** Start **

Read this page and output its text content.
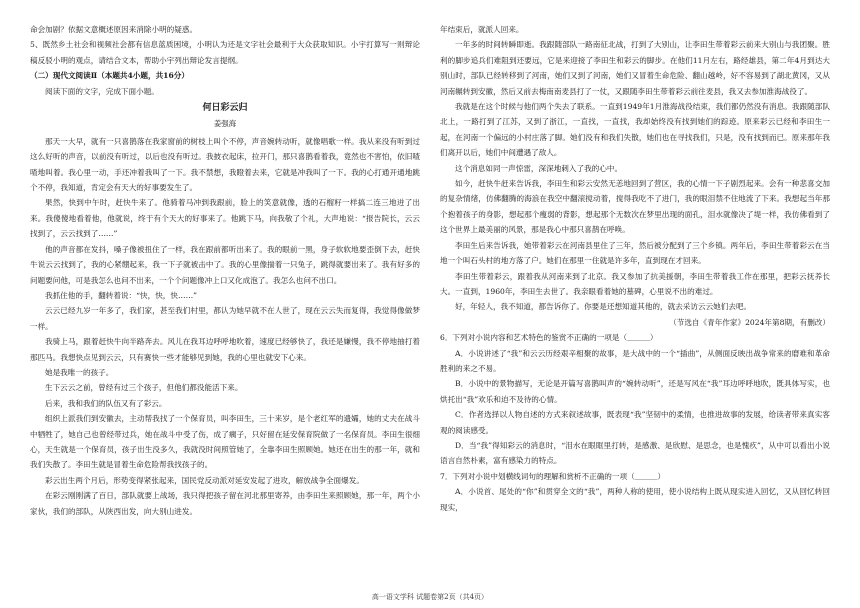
命会加剧？依据文意概述原因来消除小明的疑惑。

5、既然乡土社会和视频社会都有信息蓝质困境，小明认为还是文字社会最利于大众获取知识。小宇打算写一则辩论稿反驳小明的观点，请结合文本，帮助小宇列出辩论发言提纲。

（二）现代文阅读Ⅱ（本题共4小题，共16分）

阅读下面的文字，完成下面小题。

何日彩云归

姜强海

那天一大早，就有一只喜鹊落在我家窗前的树枝上叫个不停，声音婉转动听，就像唱歌一样。我从来没有听到过这么好听的声音，以前没有听过，以后也没有听过。我披衣起床，拉开门，那只喜鹊看着我，竟然也不害怕，依旧喳喳地叫着。我心里一动，手还冲着我叫了一下。我不禁想，我瞪着去来，它就是冲我叫了一下。我的心打通开通地跳个不停，我知道，肯定会有天大的好事要发生了。

果然，快到中午时，赶快牛来了。他骑着马冲到我跟前，脸上的笑意就像，透的石榴籽一样搞二连三地迸了出来。我傻傻地看着他，他就说，终于有个天大的好事来了。他跳下马，向我敬了个礼，大声地说：“报告院长，云云找到了，云云找到了……”

他的声音都在发抖，嗓子像被扭住了一样，我在跟前都听出来了。我的眼前一黑，身子软软地要歪倒下去，赶快牛说云云找到了，我的心紧绷起来，我一下子就被击中了。我的心里像揣着一只兔子，跳得就要出来了。我有好多的问题要问他，可是我怎么也问不出来，一个个问题像冲上口又化成泡了。我怎么也问不出口。

我抓住他的手，翻转着说：“快，快，快……”

云云已经九岁一年多了，我们家，甚至我们村里，都认为她早就不在人世了，现在云云失而复得，我觉得像做梦一样。

我骑上马，跟着赶快牛向半路奔去。风儿在我耳边呼呼地吹着，速度已经够快了，我还是嫌慢，我不停地抽打着那匹马。我想快点见到云云，只有赛快一些才能够见到她，我的心里也就安下心来。

她是我唯一的孩子。

生下云云之前，曾经有过三个孩子，但他们都没能活下来。

后来，我和我们的队伍又有了彩云。

组织上派我们到安徽去，主动帮我找了一个保育员，叫李田生，三十来岁，是个老红军的遗孀，她的丈夫在战斗中牺牲了，她自己也曾经带过兵，她在战斗中受了伤，成了瘸子，只好留在延安保育院做了一名保育员。李田生很细心，天生就是一个保育员，孩子出生没多久，我就没时间照管她了，全靠李田生照顾她。她还在出生的那一年，就和我们失散了。李田生就是冒着生命危险帮我找孩子的。

彩云出生两个月后，形势变得紧张起来，国民党反动派对延安发起了进攻，解放战争全面爆发。

在彩云刚刚满了百日，部队就要上战场，我只得把孩子留在河北那里寄养，由李田生来照顾她，那一年，两个小家伙，我们的部队，从陕西出发，向大别山进发。

年结束后，就派人回来。

一年多的时间转瞬即逝。我跟随部队一路南征北战，打到了大别山，让李田生带着彩云前来大别山与我团聚。胜利的脚步追兵们难阻到还要远，它是来迎接了李田生和彩云的脚步。在他们11月左右，路经雄县，第二年4月到达大别山时，部队已经转移到了河南，她们又到了河南，她们又冒着生命危险、翻山越岭，好不容易到了湖北黄冈，又从河南辗转到安徽，然后又前去梅南南麦县打了一仗，又跟随李田生带着彩云前往麦县，我又去参加淮海战役了。

我就是在这个时候与他们两个失去了联系。一直到1949年1月淮海战役结束，我们都仍然没有消息。我跟随部队北上，一路打到了江苏，又到了浙江，一直找，一直找，我却始终没有找到她们的踪迹。原来彩云已经和李田生一起，在河南一个偏远的小村庄落了脚。她们没有和我们失散，她们也在寻找我们，只是，没有找到而已。原来那年我们离开以后，她们中间遭遇了敌人。

这个消息如同一声惊雷，深深地刺入了我的心中。

如今，赶快牛赶来告诉我，李田生和彩云安然无恙地回到了营区，我的心情一下子剧烈起来。会有一种悲喜交加的复杂情绪，仿佛翻腾的海浪在我空中翻滚搅动着，搅得我吃不了进门，我的眼泪禁不住地流了下来。我想起当年那个抱着孩子的身影，想起那个瘦弱的背影，想起那个无数次在梦里出现的面孔，泪水就像决了堤一样，我仿佛看到了这个世界上最美丽的风景，那是我心中那只喜鹊在呼唤。

李田生后来告诉我，她带着彩云在河南县里住了三年，然后被分配到了三个乡镇。两年后，李田生带着彩云在当地一个叫石头村的地方落了户。她们在那里一住就是许多年，直到现在才回来。

李田生带着彩云，跟着我从河南来到了北京。我又参加了抗美援朝，李田生带着我工作在那里，把彩云抚养长大。一直到，1960年，李田生去世了。我亲眼看着她的墓碑，心里说不出的难过。

好，年轻人，我不知道，都告诉你了。你要是还想知道其他的，就去采访云云她们去吧。

（节选自《青年作家》2024年第8期，有删改）

6．下列对小说内容和艺术特色的鉴赏不正确的一项是（＿＿＿）

A．小说讲述了“我”和云云历经艰辛相聚的故事，是大战中的一个“插曲”，从侧面反映出战争常来的磨难和革命胜利的来之不易。

B．小说中的景物描写，无论是开篇写喜鹊叫声的“婉转动听”，还是写风在“我”耳边呼呼地吹，既具体写实，也烘托出“我”欢乐和迫不及待的心情。

C．作者选择以人物自述的方式来叙述故事，既表现“我”坚韧中的柔情，也推进故事的发展，给读者带来真实客观的阅读感受。

D．当“我”得知彩云的消息时，“泪水在眼眶里打转，是感激、是欣慰、是思念，也是愧疚”，从中可以看出小说语言自然朴素，富有感染力的特点。

7．下列对小说中划横线词句的理解和赏析不正确的一项（＿＿＿）

A．小说首、尾处的“你”和贯穿全文的“我”，两种人称的使用，使小说结构上既从现实进入回忆，又从回忆转回现实，

高一语文学科 试题卷第2页（共4页）
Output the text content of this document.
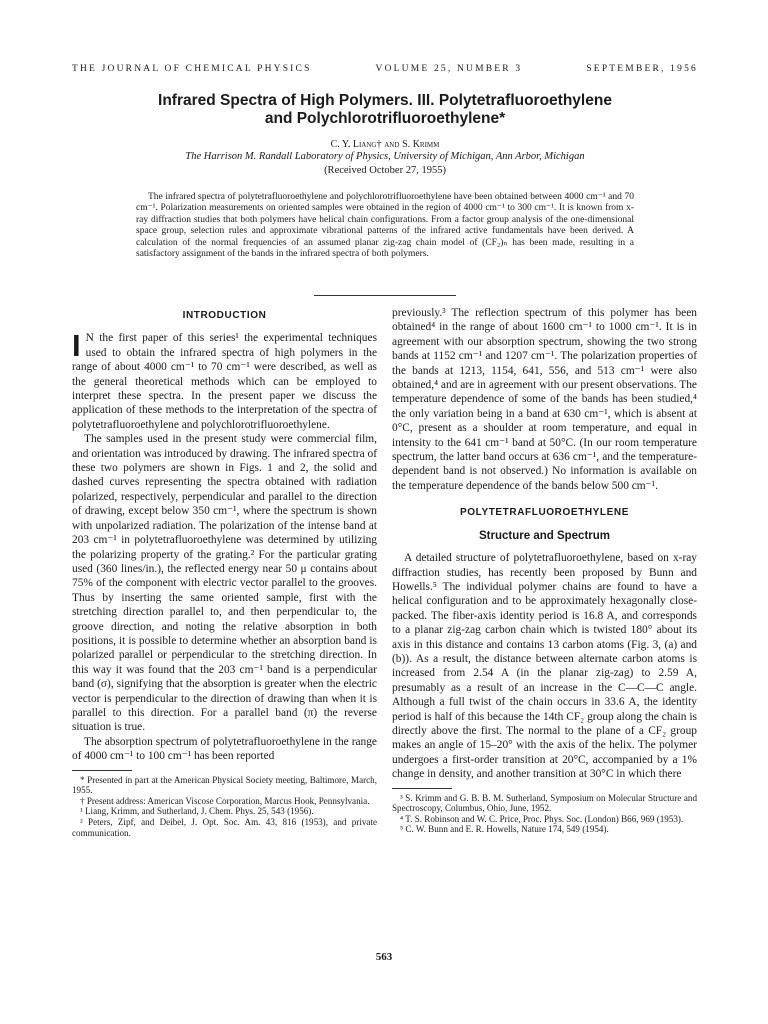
THE JOURNAL OF CHEMICAL PHYSICS	VOLUME 25, NUMBER 3	SEPTEMBER, 1956
Infrared Spectra of High Polymers. III. Polytetrafluoroethylene
and Polychlorotrifluoroethylene*
C. Y. Liang† and S. Krimm
The Harrison M. Randall Laboratory of Physics, University of Michigan, Ann Arbor, Michigan
(Received October 27, 1955)
The infrared spectra of polytetrafluoroethylene and polychlorotrifluoroethylene have been obtained between 4000 cm⁻¹ and 70 cm⁻¹. Polarization measurements on oriented samples were obtained in the region of 4000 cm⁻¹ to 300 cm⁻¹. It is known from x-ray diffraction studies that both polymers have helical chain configurations. From a factor group analysis of the one-dimensional space group, selection rules and approximate vibrational patterns of the infrared active fundamentals have been derived. A calculation of the normal frequencies of an assumed planar zig-zag chain model of (CF₂)ₙ has been made, resulting in a satisfactory assignment of the bands in the infrared spectra of both polymers.
INTRODUCTION

I N the first paper of this series¹ the experimental techniques used to obtain the infrared spectra of high polymers in the range of about 4000 cm⁻¹ to 70 cm⁻¹ were described, as well as the general theoretical methods which can be employed to interpret these spectra. In the present paper we discuss the application of these methods to the interpretation of the spectra of polytetrafluoroethylene and polychlorotrifluoroethylene.

The samples used in the present study were commercial film, and orientation was introduced by drawing. The infrared spectra of these two polymers are shown in Figs. 1 and 2, the solid and dashed curves representing the spectra obtained with radiation polarized, respectively, perpendicular and parallel to the direction of drawing, except below 350 cm⁻¹, where the spectrum is shown with unpolarized radiation. The polarization of the intense band at 203 cm⁻¹ in polytetrafluoroethylene was determined by utilizing the polarizing property of the grating.² For the particular grating used (360 lines/in.), the reflected energy near 50 μ contains about 75% of the component with electric vector parallel to the grooves. Thus by inserting the same oriented sample, first with the stretching direction parallel to, and then perpendicular to, the groove direction, and noting the relative absorption in both positions, it is possible to determine whether an absorption band is polarized parallel or perpendicular to the stretching direction. In this way it was found that the 203 cm⁻¹ band is a perpendicular band (σ), signifying that the absorption is greater when the electric vector is perpendicular to the direction of drawing than when it is parallel to this direction. For a parallel band (π) the reverse situation is true.

The absorption spectrum of polytetrafluoroethylene in the range of 4000 cm⁻¹ to 100 cm⁻¹ has been reported

* Presented in part at the American Physical Society meeting, Baltimore, March, 1955.

† Present address: American Viscose Corporation, Marcus Hook, Pennsylvania.

¹ Liang, Krimm, and Sutherland, J. Chem. Phys. 25, 543 (1956).

² Peters, Zipf, and Deibel, J. Opt. Soc. Am. 43, 816 (1953), and private communication.

previously.³ The reflection spectrum of this polymer has been obtained⁴ in the range of about 1600 cm⁻¹ to 1000 cm⁻¹. It is in agreement with our absorption spectrum, showing the two strong bands at 1152 cm⁻¹ and 1207 cm⁻¹. The polarization properties of the bands at 1213, 1154, 641, 556, and 513 cm⁻¹ were also obtained,⁴ and are in agreement with our present observations. The temperature dependence of some of the bands has been studied,⁴ the only variation being in a band at 630 cm⁻¹, which is absent at 0°C, present as a shoulder at room temperature, and equal in intensity to the 641 cm⁻¹ band at 50°C. (In our room temperature spectrum, the latter band occurs at 636 cm⁻¹, and the temperature-dependent band is not observed.) No information is available on the temperature dependence of the bands below 500 cm⁻¹.

POLYTETRAFLUOROETHYLENE
Structure and Spectrum

A detailed structure of polytetrafluoroethylene, based on x-ray diffraction studies, has recently been proposed by Bunn and Howells.⁵ The individual polymer chains are found to have a helical configuration and to be approximately hexagonally close-packed. The fiber-axis identity period is 16.8 A, and corresponds to a planar zig-zag carbon chain which is twisted 180° about its axis in this distance and contains 13 carbon atoms (Fig. 3, (a) and (b)). As a result, the distance between alternate carbon atoms is increased from 2.54 A (in the planar zig-zag) to 2.59 A, presumably as a result of an increase in the C—C—C angle. Although a full twist of the chain occurs in 33.6 A, the identity period is half of this because the 14th CF₂ group along the chain is directly above the first. The normal to the plane of a CF₂ group makes an angle of 15–20° with the axis of the helix. The polymer undergoes a first-order transition at 20°C, accompanied by a 1% change in density, and another transition at 30°C in which there

³ S. Krimm and G. B. B. M. Sutherland, Symposium on Molecular Structure and Spectroscopy, Columbus, Ohio, June, 1952.

⁴ T. S. Robinson and W. C. Price, Proc. Phys. Soc. (London) B66, 969 (1953).

⁵ C. W. Bunn and E. R. Howells, Nature 174, 549 (1954).

563
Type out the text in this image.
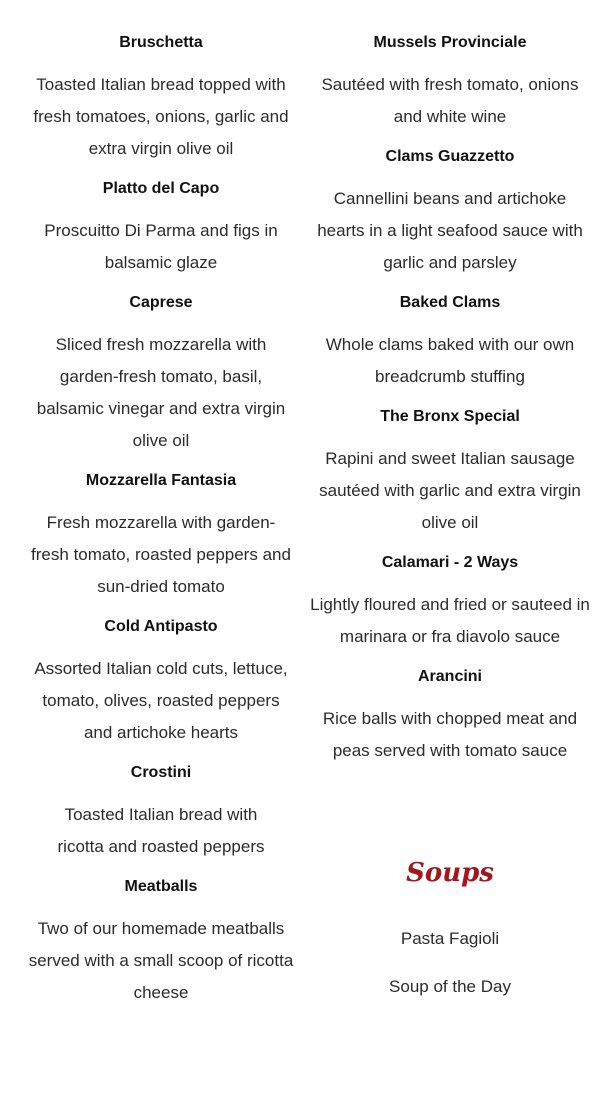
Bruschetta

Toasted Italian bread topped with fresh tomatoes, onions, garlic and extra virgin olive oil

Platto del Capo

Proscuitto Di Parma and figs in balsamic glaze

Caprese

Sliced fresh mozzarella with garden-fresh tomato, basil, balsamic vinegar and extra virgin olive oil

Mozzarella Fantasia

Fresh mozzarella with garden-fresh tomato, roasted peppers and sun-dried tomato

Cold Antipasto

Assorted Italian cold cuts, lettuce, tomato, olives, roasted peppers and artichoke hearts

Crostini

Toasted Italian bread with ricotta and roasted peppers

Meatballs

Two of our homemade meatballs served with a small scoop of ricotta cheese

Mussels Provinciale

Sautéed with fresh tomato, onions and white wine

Clams Guazzetto

Cannellini beans and artichoke hearts in a light seafood sauce with garlic and parsley

Baked Clams

Whole clams baked with our own breadcrumb stuffing

The Bronx Special

Rapini and sweet Italian sausage sautéed with garlic and extra virgin olive oil

Calamari - 2 Ways

Lightly floured and fried or sauteed in marinara or fra diavolo sauce

Arancini

Rice balls with chopped meat and peas served with tomato sauce

Soups

Pasta Fagioli

Soup of the Day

** End **

- Exercise -
Extract from the data every line where "range" shows up.

- The completed task -
I N the first paper of this series¹ the experimental techniques used to obtain the infrared spectra of high polymers in the range of about 4000 cm⁻¹ to 70 cm⁻¹ were described, as well as the general theoretical methods which can be employed to interpret these spectra. In the present paper we discuss the application of these methods to the interpretation of the spectra of polytetrafluoroethylene and polychlorotrifluoroethylene.
The absorption spectrum of polytetrafluoroethylene in the range of 4000 cm⁻¹ to 100 cm⁻¹ has been reported
previously.³ The reflection spectrum of this polymer has been obtained⁴ in the range of about 1600 cm⁻¹ to 1000 cm⁻¹. It is in agreement with our absorption spectrum, showing the two strong bands at 1152 cm⁻¹ and 1207 cm⁻¹. The polarization properties of the bands at 1213, 1154, 641, 556, and 513 cm⁻¹ were also obtained,⁴ and are in agreement with our present observations. The temperature dependence of some of the bands has been studied,⁴ the only variation being in a band at 630 cm⁻¹, which is absent at 0°C, present as a shoulder at room temperature, and equal in intensity to the 641 cm⁻¹ band at 50°C. (In our room temperature spectrum, the latter band occurs at 636 cm⁻¹, and the temperature-dependent band is not observed.) No information is available on the temperature dependence of the bands below 500 cm⁻¹.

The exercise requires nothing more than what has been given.